[Rows from a figure dataset]
>> START
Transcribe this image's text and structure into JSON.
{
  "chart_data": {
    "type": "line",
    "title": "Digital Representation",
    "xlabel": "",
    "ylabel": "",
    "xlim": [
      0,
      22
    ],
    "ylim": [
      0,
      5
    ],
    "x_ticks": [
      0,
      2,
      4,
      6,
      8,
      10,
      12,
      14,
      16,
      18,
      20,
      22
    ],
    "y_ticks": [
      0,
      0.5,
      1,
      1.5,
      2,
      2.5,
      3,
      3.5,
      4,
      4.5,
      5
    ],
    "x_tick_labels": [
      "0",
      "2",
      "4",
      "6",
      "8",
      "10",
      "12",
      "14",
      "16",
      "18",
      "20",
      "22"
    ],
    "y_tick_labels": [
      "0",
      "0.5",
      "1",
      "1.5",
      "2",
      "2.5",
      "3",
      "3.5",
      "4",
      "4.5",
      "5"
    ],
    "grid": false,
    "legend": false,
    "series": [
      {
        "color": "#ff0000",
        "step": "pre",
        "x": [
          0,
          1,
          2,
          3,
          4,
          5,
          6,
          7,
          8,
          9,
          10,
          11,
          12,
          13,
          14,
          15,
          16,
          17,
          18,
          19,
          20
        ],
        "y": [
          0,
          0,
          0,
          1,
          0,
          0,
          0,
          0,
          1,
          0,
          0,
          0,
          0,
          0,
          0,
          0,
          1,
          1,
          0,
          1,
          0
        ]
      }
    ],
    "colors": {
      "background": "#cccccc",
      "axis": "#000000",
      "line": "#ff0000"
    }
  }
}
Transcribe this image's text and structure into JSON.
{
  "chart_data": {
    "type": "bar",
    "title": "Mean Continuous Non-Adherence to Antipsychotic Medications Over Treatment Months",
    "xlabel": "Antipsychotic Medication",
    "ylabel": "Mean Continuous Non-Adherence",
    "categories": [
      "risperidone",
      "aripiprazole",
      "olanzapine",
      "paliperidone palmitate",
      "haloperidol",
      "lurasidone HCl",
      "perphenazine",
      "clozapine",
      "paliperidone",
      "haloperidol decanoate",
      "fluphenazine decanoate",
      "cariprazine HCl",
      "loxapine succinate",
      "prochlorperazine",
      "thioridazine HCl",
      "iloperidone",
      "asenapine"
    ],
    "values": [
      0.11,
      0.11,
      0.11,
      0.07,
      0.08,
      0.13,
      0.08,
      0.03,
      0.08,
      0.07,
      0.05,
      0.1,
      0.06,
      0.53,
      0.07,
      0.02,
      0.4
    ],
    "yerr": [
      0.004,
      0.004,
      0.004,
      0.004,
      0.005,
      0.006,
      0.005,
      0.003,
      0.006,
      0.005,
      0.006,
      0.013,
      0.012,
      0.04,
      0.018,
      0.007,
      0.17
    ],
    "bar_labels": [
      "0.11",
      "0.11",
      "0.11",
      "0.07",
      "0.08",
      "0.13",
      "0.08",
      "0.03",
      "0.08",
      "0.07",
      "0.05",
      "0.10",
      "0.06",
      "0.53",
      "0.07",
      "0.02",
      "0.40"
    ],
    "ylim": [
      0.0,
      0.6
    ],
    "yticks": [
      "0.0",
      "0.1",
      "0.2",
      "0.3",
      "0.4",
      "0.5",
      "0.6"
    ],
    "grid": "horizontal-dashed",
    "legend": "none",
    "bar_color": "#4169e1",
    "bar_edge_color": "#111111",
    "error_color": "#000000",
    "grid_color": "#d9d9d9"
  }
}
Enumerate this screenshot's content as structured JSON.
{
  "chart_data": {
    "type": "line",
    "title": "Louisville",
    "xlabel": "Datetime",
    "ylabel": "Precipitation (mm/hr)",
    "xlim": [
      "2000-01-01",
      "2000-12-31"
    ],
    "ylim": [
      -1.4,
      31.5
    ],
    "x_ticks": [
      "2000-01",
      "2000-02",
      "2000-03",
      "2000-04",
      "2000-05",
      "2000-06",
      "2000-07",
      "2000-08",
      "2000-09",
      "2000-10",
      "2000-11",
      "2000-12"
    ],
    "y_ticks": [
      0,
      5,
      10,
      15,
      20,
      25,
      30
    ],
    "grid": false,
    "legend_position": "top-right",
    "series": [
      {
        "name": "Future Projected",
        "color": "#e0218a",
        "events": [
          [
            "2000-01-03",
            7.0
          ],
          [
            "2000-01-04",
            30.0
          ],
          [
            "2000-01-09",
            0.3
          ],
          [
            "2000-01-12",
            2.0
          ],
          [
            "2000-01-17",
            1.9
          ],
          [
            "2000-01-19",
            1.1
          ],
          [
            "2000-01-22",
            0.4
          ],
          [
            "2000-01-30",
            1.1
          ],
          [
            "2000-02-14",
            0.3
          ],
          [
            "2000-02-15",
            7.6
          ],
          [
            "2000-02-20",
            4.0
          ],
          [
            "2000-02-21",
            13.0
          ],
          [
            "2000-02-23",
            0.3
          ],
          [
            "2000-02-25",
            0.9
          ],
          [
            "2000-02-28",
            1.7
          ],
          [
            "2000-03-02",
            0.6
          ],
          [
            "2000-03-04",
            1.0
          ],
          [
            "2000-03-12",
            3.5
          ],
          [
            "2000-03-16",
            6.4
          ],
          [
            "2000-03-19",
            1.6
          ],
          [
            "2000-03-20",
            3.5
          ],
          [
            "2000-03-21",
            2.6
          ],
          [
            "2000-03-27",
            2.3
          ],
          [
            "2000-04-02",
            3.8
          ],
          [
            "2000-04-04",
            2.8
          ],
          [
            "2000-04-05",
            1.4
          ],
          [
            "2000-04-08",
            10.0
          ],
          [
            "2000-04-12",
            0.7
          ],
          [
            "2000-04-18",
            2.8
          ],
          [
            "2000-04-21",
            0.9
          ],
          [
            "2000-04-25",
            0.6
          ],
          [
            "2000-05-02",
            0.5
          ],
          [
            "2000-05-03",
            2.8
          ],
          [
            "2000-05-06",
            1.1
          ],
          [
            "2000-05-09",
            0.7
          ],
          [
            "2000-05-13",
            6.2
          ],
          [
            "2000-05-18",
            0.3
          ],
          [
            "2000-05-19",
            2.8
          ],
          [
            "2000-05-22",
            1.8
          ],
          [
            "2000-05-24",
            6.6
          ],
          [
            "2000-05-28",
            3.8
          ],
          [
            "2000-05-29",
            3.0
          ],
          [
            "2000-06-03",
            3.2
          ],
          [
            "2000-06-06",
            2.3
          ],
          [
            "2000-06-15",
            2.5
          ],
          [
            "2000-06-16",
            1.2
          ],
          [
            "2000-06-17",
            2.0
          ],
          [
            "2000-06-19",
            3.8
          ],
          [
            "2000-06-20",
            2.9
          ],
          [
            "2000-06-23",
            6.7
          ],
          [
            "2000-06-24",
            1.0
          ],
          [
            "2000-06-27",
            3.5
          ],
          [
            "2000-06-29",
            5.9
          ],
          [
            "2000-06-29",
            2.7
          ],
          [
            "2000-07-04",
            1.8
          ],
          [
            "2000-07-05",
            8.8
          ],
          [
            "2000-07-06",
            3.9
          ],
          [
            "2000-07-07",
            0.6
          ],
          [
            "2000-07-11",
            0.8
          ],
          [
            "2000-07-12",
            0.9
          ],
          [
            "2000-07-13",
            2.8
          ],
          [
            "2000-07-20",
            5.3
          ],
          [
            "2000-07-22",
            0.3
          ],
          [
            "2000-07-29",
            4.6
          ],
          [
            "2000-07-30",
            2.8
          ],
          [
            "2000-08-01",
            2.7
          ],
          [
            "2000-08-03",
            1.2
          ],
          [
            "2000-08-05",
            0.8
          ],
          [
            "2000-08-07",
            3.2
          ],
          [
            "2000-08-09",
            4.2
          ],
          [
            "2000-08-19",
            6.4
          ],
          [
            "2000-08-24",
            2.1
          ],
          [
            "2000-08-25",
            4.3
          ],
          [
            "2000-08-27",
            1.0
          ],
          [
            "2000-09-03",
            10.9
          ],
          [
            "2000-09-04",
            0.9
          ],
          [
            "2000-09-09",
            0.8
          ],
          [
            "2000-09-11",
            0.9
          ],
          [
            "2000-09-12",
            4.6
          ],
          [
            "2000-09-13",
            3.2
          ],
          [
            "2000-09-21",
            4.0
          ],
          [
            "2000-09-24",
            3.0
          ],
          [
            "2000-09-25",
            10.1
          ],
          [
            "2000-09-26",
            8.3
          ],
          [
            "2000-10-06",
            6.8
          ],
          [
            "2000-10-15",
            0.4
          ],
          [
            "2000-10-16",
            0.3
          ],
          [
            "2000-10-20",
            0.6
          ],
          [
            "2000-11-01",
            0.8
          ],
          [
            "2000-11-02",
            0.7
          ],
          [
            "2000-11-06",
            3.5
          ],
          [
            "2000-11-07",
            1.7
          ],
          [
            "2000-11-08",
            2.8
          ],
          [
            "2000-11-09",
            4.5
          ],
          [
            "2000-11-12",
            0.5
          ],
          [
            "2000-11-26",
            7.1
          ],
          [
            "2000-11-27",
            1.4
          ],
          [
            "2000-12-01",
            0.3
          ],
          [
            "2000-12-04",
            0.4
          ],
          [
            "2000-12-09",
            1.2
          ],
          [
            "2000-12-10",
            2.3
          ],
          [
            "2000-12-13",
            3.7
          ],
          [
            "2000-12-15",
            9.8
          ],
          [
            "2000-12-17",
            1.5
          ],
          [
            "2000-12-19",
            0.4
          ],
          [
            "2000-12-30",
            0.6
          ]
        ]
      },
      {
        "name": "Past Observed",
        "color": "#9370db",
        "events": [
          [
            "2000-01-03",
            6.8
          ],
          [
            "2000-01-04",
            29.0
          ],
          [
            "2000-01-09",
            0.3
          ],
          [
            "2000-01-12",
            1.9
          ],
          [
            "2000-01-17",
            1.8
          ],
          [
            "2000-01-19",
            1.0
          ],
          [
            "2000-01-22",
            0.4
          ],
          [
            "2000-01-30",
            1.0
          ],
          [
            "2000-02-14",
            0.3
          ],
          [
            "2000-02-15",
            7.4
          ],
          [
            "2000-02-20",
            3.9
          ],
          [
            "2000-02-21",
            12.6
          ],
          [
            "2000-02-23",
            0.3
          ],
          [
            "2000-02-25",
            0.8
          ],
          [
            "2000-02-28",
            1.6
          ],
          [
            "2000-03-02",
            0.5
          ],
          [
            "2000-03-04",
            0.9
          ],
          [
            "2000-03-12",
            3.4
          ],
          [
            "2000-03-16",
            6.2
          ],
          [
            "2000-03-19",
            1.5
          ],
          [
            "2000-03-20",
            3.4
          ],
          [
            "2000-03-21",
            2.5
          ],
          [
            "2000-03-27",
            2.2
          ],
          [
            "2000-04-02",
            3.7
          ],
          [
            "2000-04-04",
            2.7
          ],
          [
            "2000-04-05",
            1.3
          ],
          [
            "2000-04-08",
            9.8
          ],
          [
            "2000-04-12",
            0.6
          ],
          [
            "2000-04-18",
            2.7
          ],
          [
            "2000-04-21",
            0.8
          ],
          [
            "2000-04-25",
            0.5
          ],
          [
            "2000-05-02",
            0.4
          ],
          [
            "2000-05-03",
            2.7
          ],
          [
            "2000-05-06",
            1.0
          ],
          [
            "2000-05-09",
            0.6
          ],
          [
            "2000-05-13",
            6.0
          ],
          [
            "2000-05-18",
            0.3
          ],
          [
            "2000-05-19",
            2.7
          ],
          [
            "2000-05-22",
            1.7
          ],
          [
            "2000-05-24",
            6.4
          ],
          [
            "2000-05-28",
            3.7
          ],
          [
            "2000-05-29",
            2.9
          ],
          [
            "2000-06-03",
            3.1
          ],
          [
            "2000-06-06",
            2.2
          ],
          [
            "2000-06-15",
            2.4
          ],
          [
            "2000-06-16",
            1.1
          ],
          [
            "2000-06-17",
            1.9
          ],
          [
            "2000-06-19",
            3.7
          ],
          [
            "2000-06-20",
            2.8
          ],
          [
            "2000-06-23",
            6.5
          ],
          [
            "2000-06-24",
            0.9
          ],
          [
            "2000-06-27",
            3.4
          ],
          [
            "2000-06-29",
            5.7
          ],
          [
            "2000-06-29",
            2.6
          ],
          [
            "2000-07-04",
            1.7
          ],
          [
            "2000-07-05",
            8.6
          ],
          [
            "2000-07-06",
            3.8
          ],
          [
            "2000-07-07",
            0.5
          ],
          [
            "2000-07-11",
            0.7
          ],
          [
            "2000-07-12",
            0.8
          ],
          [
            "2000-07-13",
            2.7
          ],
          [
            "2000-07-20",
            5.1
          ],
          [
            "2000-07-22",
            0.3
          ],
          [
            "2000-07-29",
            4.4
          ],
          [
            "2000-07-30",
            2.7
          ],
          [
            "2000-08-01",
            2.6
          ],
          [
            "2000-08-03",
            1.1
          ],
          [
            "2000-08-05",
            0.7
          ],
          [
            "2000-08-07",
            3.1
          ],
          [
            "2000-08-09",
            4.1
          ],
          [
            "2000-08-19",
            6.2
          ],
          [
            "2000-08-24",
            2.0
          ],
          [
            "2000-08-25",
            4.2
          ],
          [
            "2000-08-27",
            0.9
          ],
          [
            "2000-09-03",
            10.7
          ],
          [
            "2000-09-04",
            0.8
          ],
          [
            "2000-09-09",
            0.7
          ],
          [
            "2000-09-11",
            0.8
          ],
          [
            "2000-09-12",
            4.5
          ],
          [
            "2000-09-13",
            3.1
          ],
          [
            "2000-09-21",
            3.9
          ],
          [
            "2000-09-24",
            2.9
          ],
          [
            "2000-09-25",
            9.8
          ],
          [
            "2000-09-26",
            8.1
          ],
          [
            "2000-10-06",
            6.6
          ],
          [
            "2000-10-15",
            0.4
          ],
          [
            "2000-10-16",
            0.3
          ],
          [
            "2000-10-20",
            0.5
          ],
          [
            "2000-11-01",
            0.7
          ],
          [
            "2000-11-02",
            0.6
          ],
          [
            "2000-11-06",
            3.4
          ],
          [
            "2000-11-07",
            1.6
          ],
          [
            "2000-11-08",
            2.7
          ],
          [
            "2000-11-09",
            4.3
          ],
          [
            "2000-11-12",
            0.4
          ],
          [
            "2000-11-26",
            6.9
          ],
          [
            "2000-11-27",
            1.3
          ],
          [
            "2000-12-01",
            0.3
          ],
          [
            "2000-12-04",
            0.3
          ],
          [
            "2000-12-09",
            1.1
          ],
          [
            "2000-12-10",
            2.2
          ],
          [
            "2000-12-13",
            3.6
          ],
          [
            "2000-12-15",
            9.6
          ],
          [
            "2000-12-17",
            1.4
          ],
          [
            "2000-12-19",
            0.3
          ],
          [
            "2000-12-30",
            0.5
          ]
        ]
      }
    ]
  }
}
>> END
Stated task: Show the lines of the records that contain the word "Continuous".

Reply:
    "title": "Mean Continuous Non-Adherence to Antipsychotic Medications Over Treatment Months",
    "ylabel": "Mean Continuous Non-Adherence",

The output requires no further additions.